== Set problem ==
Reproduce the listing verbatim.

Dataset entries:
────────────────

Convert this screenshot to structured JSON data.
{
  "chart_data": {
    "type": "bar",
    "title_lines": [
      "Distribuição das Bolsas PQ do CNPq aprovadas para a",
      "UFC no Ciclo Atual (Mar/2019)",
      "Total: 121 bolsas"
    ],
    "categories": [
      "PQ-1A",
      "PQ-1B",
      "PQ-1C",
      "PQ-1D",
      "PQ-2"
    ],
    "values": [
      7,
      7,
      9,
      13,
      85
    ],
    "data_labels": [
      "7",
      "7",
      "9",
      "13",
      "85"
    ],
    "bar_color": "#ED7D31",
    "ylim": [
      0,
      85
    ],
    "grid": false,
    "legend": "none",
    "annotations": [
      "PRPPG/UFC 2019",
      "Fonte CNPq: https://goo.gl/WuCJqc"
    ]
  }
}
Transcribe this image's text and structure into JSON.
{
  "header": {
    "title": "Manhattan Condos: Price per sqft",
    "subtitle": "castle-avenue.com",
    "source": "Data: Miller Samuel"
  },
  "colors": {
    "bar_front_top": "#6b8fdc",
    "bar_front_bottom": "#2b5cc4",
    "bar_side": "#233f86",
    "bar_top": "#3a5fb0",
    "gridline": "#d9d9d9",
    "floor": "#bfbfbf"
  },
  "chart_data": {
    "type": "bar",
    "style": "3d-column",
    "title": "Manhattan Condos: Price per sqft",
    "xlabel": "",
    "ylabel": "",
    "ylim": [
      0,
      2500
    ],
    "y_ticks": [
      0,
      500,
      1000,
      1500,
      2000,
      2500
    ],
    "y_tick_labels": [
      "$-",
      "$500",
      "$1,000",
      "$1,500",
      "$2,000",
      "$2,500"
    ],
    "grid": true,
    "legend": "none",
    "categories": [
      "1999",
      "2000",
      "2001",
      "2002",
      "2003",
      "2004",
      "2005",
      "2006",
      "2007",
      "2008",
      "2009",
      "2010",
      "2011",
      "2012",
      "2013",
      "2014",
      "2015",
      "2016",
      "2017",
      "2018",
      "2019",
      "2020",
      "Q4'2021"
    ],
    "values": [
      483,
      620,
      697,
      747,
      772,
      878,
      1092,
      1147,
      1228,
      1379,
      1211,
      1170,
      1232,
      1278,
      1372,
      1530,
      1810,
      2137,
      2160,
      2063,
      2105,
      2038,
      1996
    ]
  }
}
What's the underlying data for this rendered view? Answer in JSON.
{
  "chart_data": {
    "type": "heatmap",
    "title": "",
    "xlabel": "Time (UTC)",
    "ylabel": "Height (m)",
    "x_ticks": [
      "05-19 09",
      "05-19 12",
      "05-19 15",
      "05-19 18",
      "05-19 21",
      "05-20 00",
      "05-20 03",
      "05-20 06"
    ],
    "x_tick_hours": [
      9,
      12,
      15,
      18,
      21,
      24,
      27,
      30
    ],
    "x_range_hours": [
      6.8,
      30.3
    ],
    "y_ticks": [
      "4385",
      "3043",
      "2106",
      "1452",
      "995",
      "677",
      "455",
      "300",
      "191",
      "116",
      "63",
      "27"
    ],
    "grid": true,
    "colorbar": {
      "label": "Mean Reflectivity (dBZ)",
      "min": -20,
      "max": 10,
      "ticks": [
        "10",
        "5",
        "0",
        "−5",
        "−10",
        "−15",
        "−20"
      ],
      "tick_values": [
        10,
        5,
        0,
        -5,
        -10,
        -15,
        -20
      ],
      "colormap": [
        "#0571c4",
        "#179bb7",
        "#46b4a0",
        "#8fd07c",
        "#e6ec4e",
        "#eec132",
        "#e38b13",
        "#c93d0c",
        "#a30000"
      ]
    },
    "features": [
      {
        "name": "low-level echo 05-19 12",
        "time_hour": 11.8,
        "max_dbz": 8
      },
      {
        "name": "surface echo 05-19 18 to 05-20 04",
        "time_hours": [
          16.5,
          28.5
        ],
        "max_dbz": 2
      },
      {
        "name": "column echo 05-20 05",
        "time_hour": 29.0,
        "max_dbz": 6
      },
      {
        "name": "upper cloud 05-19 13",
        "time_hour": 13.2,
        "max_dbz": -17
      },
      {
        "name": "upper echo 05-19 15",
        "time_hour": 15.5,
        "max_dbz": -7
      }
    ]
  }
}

────────────────

== Problem solution ==
Convert this screenshot to structured JSON data.
{
  "chart_data": {
    "type": "bar",
    "title_lines": [
      "Distribuição das Bolsas PQ do CNPq aprovadas para a",
      "UFC no Ciclo Atual (Mar/2019)",
      "Total: 121 bolsas"
    ],
    "categories": [
      "PQ-1A",
      "PQ-1B",
      "PQ-1C",
      "PQ-1D",
      "PQ-2"
    ],
    "values": [
      7,
      7,
      9,
      13,
      85
    ],
    "data_labels": [
      "7",
      "7",
      "9",
      "13",
      "85"
    ],
    "bar_color": "#ED7D31",
    "ylim": [
      0,
      85
    ],
    "grid": false,
    "legend": "none",
    "annotations": [
      "PRPPG/UFC 2019",
      "Fonte CNPq: https://goo.gl/WuCJqc"
    ]
  }
}
Transcribe this image's text and structure into JSON.
{
  "header": {
    "title": "Manhattan Condos: Price per sqft",
    "subtitle": "castle-avenue.com",
    "source": "Data: Miller Samuel"
  },
  "colors": {
    "bar_front_top": "#6b8fdc",
    "bar_front_bottom": "#2b5cc4",
    "bar_side": "#233f86",
    "bar_top": "#3a5fb0",
    "gridline": "#d9d9d9",
    "floor": "#bfbfbf"
  },
  "chart_data": {
    "type": "bar",
    "style": "3d-column",
    "title": "Manhattan Condos: Price per sqft",
    "xlabel": "",
    "ylabel": "",
    "ylim": [
      0,
      2500
    ],
    "y_ticks": [
      0,
      500,
      1000,
      1500,
      2000,
      2500
    ],
    "y_tick_labels": [
      "$-",
      "$500",
      "$1,000",
      "$1,500",
      "$2,000",
      "$2,500"
    ],
    "grid": true,
    "legend": "none",
    "categories": [
      "1999",
      "2000",
      "2001",
      "2002",
      "2003",
      "2004",
      "2005",
      "2006",
      "2007",
      "2008",
      "2009",
      "2010",
      "2011",
      "2012",
      "2013",
      "2014",
      "2015",
      "2016",
      "2017",
      "2018",
      "2019",
      "2020",
      "Q4'2021"
    ],
    "values": [
      483,
      620,
      697,
      747,
      772,
      878,
      1092,
      1147,
      1228,
      1379,
      1211,
      1170,
      1232,
      1278,
      1372,
      1530,
      1810,
      2137,
      2160,
      2063,
      2105,
      2038,
      1996
    ]
  }
}
What's the underlying data for this rendered view? Answer in JSON.
{
  "chart_data": {
    "type": "heatmap",
    "title": "",
    "xlabel": "Time (UTC)",
    "ylabel": "Height (m)",
    "x_ticks": [
      "05-19 09",
      "05-19 12",
      "05-19 15",
      "05-19 18",
      "05-19 21",
      "05-20 00",
      "05-20 03",
      "05-20 06"
    ],
    "x_tick_hours": [
      9,
      12,
      15,
      18,
      21,
      24,
      27,
      30
    ],
    "x_range_hours": [
      6.8,
      30.3
    ],
    "y_ticks": [
      "4385",
      "3043",
      "2106",
      "1452",
      "995",
      "677",
      "455",
      "300",
      "191",
      "116",
      "63",
      "27"
    ],
    "grid": true,
    "colorbar": {
      "label": "Mean Reflectivity (dBZ)",
      "min": -20,
      "max": 10,
      "ticks": [
        "10",
        "5",
        "0",
        "−5",
        "−10",
        "−15",
        "−20"
      ],
      "tick_values": [
        10,
        5,
        0,
        -5,
        -10,
        -15,
        -20
      ],
      "colormap": [
        "#0571c4",
        "#179bb7",
        "#46b4a0",
        "#8fd07c",
        "#e6ec4e",
        "#eec132",
        "#e38b13",
        "#c93d0c",
        "#a30000"
      ]
    },
    "features": [
      {
        "name": "low-level echo 05-19 12",
        "time_hour": 11.8,
        "max_dbz": 8
      },
      {
        "name": "surface echo 05-19 18 to 05-20 04",
        "time_hours": [
          16.5,
          28.5
        ],
        "max_dbz": 2
      },
      {
        "name": "column echo 05-20 05",
        "time_hour": 29.0,
        "max_dbz": 6
      },
      {
        "name": "upper cloud 05-19 13",
        "time_hour": 13.2,
        "max_dbz": -17
      },
      {
        "name": "upper echo 05-19 15",
        "time_hour": 15.5,
        "max_dbz": -7
      }
    ]
  }
}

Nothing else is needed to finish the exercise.